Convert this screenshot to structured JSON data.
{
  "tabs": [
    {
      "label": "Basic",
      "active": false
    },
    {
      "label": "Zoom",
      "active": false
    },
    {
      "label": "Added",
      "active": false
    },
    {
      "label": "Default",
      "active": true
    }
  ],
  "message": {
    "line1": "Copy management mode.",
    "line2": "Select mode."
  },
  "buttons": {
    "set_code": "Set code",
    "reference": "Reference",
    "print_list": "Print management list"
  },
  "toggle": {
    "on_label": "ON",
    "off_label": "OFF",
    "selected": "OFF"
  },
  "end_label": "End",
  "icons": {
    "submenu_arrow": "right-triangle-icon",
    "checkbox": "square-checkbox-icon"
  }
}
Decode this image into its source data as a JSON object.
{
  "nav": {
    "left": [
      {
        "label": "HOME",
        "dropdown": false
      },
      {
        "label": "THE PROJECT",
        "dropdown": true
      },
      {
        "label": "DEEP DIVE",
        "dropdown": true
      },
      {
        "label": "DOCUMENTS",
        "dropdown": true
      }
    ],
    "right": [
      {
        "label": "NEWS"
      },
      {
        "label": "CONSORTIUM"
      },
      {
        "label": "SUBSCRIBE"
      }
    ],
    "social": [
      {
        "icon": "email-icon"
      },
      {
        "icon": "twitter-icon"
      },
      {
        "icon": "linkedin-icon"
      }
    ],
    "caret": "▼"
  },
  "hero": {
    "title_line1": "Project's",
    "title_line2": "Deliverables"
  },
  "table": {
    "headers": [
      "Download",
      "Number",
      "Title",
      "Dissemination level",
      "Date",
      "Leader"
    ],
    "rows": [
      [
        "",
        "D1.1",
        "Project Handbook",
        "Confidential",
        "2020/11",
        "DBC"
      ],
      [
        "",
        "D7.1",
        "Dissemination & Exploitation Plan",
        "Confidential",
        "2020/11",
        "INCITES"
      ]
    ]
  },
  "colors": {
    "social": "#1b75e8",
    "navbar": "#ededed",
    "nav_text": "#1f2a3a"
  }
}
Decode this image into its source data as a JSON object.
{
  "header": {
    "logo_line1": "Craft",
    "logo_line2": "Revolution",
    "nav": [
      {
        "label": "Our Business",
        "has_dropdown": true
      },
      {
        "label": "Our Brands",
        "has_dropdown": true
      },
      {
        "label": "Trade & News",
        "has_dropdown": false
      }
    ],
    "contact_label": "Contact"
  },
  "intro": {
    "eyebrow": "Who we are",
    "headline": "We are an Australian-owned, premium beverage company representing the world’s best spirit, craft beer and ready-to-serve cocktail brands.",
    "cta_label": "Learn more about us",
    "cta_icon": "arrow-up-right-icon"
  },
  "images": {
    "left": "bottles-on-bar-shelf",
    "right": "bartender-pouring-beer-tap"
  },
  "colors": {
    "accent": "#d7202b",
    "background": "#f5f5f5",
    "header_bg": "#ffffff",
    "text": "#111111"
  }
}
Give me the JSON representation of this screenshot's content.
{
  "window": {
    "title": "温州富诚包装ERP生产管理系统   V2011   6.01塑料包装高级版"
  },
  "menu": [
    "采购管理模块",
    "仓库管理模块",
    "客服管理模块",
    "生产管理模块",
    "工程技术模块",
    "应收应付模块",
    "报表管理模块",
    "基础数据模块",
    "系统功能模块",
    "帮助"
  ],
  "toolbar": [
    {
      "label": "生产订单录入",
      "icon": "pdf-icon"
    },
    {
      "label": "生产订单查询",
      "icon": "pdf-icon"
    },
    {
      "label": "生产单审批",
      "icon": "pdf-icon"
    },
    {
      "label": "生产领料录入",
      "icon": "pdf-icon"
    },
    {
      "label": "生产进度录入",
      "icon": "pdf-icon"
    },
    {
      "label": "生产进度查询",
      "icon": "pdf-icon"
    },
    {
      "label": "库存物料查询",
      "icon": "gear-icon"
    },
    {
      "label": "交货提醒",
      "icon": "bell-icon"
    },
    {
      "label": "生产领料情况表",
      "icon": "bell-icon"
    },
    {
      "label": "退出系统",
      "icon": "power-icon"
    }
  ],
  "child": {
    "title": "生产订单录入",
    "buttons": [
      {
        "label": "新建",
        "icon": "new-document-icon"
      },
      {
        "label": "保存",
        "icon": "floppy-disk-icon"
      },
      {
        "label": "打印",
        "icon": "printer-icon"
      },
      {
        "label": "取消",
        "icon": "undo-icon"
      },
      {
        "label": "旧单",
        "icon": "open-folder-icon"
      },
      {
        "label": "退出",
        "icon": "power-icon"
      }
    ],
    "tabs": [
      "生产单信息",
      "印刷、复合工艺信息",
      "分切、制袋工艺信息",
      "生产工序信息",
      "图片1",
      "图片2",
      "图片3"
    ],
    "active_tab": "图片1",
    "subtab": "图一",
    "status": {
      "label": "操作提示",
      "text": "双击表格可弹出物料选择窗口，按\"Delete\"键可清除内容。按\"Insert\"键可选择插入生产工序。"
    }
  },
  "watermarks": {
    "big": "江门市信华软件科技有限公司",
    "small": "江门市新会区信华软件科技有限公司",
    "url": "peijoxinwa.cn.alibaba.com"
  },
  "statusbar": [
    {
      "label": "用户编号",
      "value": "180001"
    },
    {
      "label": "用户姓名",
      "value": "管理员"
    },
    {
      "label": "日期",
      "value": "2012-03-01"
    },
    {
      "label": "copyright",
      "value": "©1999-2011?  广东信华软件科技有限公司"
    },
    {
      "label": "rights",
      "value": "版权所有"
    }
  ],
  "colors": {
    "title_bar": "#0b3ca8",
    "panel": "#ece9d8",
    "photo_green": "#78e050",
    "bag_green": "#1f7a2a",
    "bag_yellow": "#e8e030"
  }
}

━━━━━━━━━━━━━━━━━━━━━━━━━━━━━━

Restate the data above exactly, keeping each word as it stands.

TASK RESPONSE ▸
Convert this screenshot to structured JSON data.
{
  "tabs": [
    {
      "label": "Basic",
      "active": false
    },
    {
      "label": "Zoom",
      "active": false
    },
    {
      "label": "Added",
      "active": false
    },
    {
      "label": "Default",
      "active": true
    }
  ],
  "message": {
    "line1": "Copy management mode.",
    "line2": "Select mode."
  },
  "buttons": {
    "set_code": "Set code",
    "reference": "Reference",
    "print_list": "Print management list"
  },
  "toggle": {
    "on_label": "ON",
    "off_label": "OFF",
    "selected": "OFF"
  },
  "end_label": "End",
  "icons": {
    "submenu_arrow": "right-triangle-icon",
    "checkbox": "square-checkbox-icon"
  }
}
Decode this image into its source data as a JSON object.
{
  "nav": {
    "left": [
      {
        "label": "HOME",
        "dropdown": false
      },
      {
        "label": "THE PROJECT",
        "dropdown": true
      },
      {
        "label": "DEEP DIVE",
        "dropdown": true
      },
      {
        "label": "DOCUMENTS",
        "dropdown": true
      }
    ],
    "right": [
      {
        "label": "NEWS"
      },
      {
        "label": "CONSORTIUM"
      },
      {
        "label": "SUBSCRIBE"
      }
    ],
    "social": [
      {
        "icon": "email-icon"
      },
      {
        "icon": "twitter-icon"
      },
      {
        "icon": "linkedin-icon"
      }
    ],
    "caret": "▼"
  },
  "hero": {
    "title_line1": "Project's",
    "title_line2": "Deliverables"
  },
  "table": {
    "headers": [
      "Download",
      "Number",
      "Title",
      "Dissemination level",
      "Date",
      "Leader"
    ],
    "rows": [
      [
        "",
        "D1.1",
        "Project Handbook",
        "Confidential",
        "2020/11",
        "DBC"
      ],
      [
        "",
        "D7.1",
        "Dissemination & Exploitation Plan",
        "Confidential",
        "2020/11",
        "INCITES"
      ]
    ]
  },
  "colors": {
    "social": "#1b75e8",
    "navbar": "#ededed",
    "nav_text": "#1f2a3a"
  }
}
Decode this image into its source data as a JSON object.
{
  "header": {
    "logo_line1": "Craft",
    "logo_line2": "Revolution",
    "nav": [
      {
        "label": "Our Business",
        "has_dropdown": true
      },
      {
        "label": "Our Brands",
        "has_dropdown": true
      },
      {
        "label": "Trade & News",
        "has_dropdown": false
      }
    ],
    "contact_label": "Contact"
  },
  "intro": {
    "eyebrow": "Who we are",
    "headline": "We are an Australian-owned, premium beverage company representing the world’s best spirit, craft beer and ready-to-serve cocktail brands.",
    "cta_label": "Learn more about us",
    "cta_icon": "arrow-up-right-icon"
  },
  "images": {
    "left": "bottles-on-bar-shelf",
    "right": "bartender-pouring-beer-tap"
  },
  "colors": {
    "accent": "#d7202b",
    "background": "#f5f5f5",
    "header_bg": "#ffffff",
    "text": "#111111"
  }
}
Give me the JSON representation of this screenshot's content.
{
  "window": {
    "title": "温州富诚包装ERP生产管理系统   V2011   6.01塑料包装高级版"
  },
  "menu": [
    "采购管理模块",
    "仓库管理模块",
    "客服管理模块",
    "生产管理模块",
    "工程技术模块",
    "应收应付模块",
    "报表管理模块",
    "基础数据模块",
    "系统功能模块",
    "帮助"
  ],
  "toolbar": [
    {
      "label": "生产订单录入",
      "icon": "pdf-icon"
    },
    {
      "label": "生产订单查询",
      "icon": "pdf-icon"
    },
    {
      "label": "生产单审批",
      "icon": "pdf-icon"
    },
    {
      "label": "生产领料录入",
      "icon": "pdf-icon"
    },
    {
      "label": "生产进度录入",
      "icon": "pdf-icon"
    },
    {
      "label": "生产进度查询",
      "icon": "pdf-icon"
    },
    {
      "label": "库存物料查询",
      "icon": "gear-icon"
    },
    {
      "label": "交货提醒",
      "icon": "bell-icon"
    },
    {
      "label": "生产领料情况表",
      "icon": "bell-icon"
    },
    {
      "label": "退出系统",
      "icon": "power-icon"
    }
  ],
  "child": {
    "title": "生产订单录入",
    "buttons": [
      {
        "label": "新建",
        "icon": "new-document-icon"
      },
      {
        "label": "保存",
        "icon": "floppy-disk-icon"
      },
      {
        "label": "打印",
        "icon": "printer-icon"
      },
      {
        "label": "取消",
        "icon": "undo-icon"
      },
      {
        "label": "旧单",
        "icon": "open-folder-icon"
      },
      {
        "label": "退出",
        "icon": "power-icon"
      }
    ],
    "tabs": [
      "生产单信息",
      "印刷、复合工艺信息",
      "分切、制袋工艺信息",
      "生产工序信息",
      "图片1",
      "图片2",
      "图片3"
    ],
    "active_tab": "图片1",
    "subtab": "图一",
    "status": {
      "label": "操作提示",
      "text": "双击表格可弹出物料选择窗口，按\"Delete\"键可清除内容。按\"Insert\"键可选择插入生产工序。"
    }
  },
  "watermarks": {
    "big": "江门市信华软件科技有限公司",
    "small": "江门市新会区信华软件科技有限公司",
    "url": "peijoxinwa.cn.alibaba.com"
  },
  "statusbar": [
    {
      "label": "用户编号",
      "value": "180001"
    },
    {
      "label": "用户姓名",
      "value": "管理员"
    },
    {
      "label": "日期",
      "value": "2012-03-01"
    },
    {
      "label": "copyright",
      "value": "©1999-2011?  广东信华软件科技有限公司"
    },
    {
      "label": "rights",
      "value": "版权所有"
    }
  ],
  "colors": {
    "title_bar": "#0b3ca8",
    "panel": "#ece9d8",
    "photo_green": "#78e050",
    "bag_green": "#1f7a2a",
    "bag_yellow": "#e8e030"
  }
}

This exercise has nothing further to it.